- _WORK TO DO_: Filter these entries, keeping only lines that hold the word "houses".

- _LISTED RECORDS_:
..........
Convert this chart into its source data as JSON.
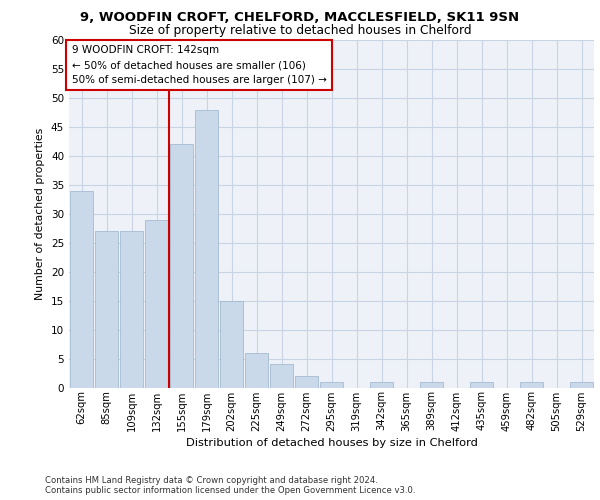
{
  "title_line1": "9, WOODFIN CROFT, CHELFORD, MACCLESFIELD, SK11 9SN",
  "title_line2": "Size of property relative to detached houses in Chelford",
  "xlabel": "Distribution of detached houses by size in Chelford",
  "ylabel": "Number of detached properties",
  "categories": [
    "62sqm",
    "85sqm",
    "109sqm",
    "132sqm",
    "155sqm",
    "179sqm",
    "202sqm",
    "225sqm",
    "249sqm",
    "272sqm",
    "295sqm",
    "319sqm",
    "342sqm",
    "365sqm",
    "389sqm",
    "412sqm",
    "435sqm",
    "459sqm",
    "482sqm",
    "505sqm",
    "529sqm"
  ],
  "values": [
    34,
    27,
    27,
    29,
    42,
    48,
    15,
    6,
    4,
    2,
    1,
    0,
    1,
    0,
    1,
    0,
    1,
    0,
    1,
    0,
    1
  ],
  "bar_color": "#c9d9ea",
  "bar_edge_color": "#9ab4cc",
  "grid_color": "#c8d4e4",
  "background_color": "#eef2f8",
  "vline_x": 3.5,
  "vline_color": "#cc0000",
  "annotation_text": "9 WOODFIN CROFT: 142sqm\n← 50% of detached houses are smaller (106)\n50% of semi-detached houses are larger (107) →",
  "annotation_box_facecolor": "#ffffff",
  "annotation_box_edgecolor": "#cc0000",
  "footnote_line1": "Contains HM Land Registry data © Crown copyright and database right 2024.",
  "footnote_line2": "Contains public sector information licensed under the Open Government Licence v3.0.",
  "ylim": [
    0,
    60
  ],
  "yticks": [
    0,
    5,
    10,
    15,
    20,
    25,
    30,
    35,
    40,
    45,
    50,
    55,
    60
  ]
}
..........
- _EXPECTED ANSWER_:
  "title_line2": "Size of property relative to detached houses in Chelford",
  "xlabel": "Distribution of detached houses by size in Chelford",
  "annotation_text": "9 WOODFIN CROFT: 142sqm\n← 50% of detached houses are smaller (106)\n50% of semi-detached houses are larger (107) →",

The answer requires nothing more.